▸ Provided records:

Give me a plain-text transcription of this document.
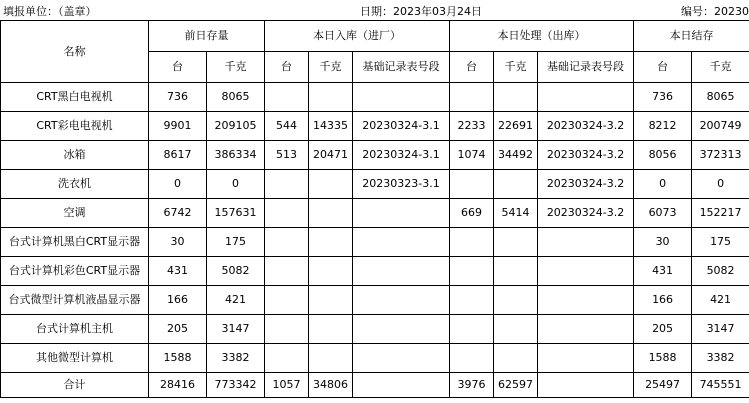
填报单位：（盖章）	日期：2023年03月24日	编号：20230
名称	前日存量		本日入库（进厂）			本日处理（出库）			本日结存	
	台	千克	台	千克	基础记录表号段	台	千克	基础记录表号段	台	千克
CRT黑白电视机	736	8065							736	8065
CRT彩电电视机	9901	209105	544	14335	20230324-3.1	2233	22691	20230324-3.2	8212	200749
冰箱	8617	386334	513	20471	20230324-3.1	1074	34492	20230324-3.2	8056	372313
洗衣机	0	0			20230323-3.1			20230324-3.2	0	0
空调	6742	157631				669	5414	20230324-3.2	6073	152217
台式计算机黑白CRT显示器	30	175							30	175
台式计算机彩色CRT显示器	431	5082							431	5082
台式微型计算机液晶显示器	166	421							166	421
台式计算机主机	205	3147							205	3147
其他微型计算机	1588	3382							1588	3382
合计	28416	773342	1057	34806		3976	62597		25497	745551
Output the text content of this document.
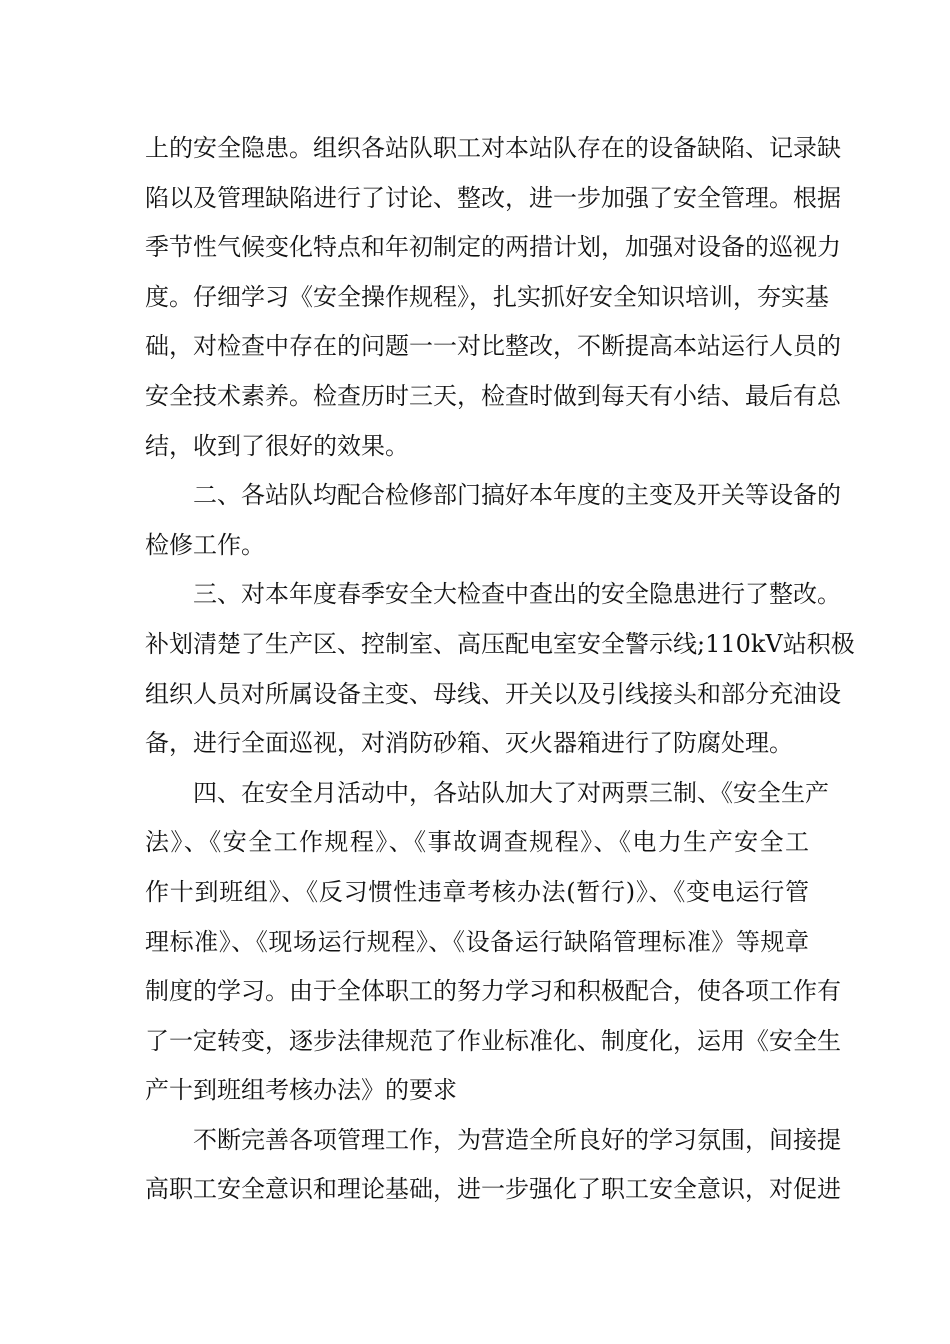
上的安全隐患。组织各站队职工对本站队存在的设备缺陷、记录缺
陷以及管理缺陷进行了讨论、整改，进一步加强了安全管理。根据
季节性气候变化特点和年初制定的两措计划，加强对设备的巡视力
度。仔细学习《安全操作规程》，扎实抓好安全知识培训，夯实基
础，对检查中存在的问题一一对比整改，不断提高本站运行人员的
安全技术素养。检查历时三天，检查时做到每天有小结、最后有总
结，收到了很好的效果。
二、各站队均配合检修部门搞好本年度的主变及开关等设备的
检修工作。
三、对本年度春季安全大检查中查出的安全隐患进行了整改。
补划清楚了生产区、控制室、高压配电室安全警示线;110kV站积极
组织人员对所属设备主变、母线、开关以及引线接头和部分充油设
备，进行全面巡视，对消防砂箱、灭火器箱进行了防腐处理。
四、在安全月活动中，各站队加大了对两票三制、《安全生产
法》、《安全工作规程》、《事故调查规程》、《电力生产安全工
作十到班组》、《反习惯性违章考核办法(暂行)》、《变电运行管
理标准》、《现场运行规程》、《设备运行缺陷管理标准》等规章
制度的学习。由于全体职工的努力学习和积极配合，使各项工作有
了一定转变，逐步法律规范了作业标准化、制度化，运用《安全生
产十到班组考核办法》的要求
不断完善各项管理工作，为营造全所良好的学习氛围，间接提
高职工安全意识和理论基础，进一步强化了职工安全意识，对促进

▸ Challenge:
Pick out the lines that include the word "document" and write them out.

▸ Result for this task:
Give me a plain-text transcription of this document.
Output the text content of this document.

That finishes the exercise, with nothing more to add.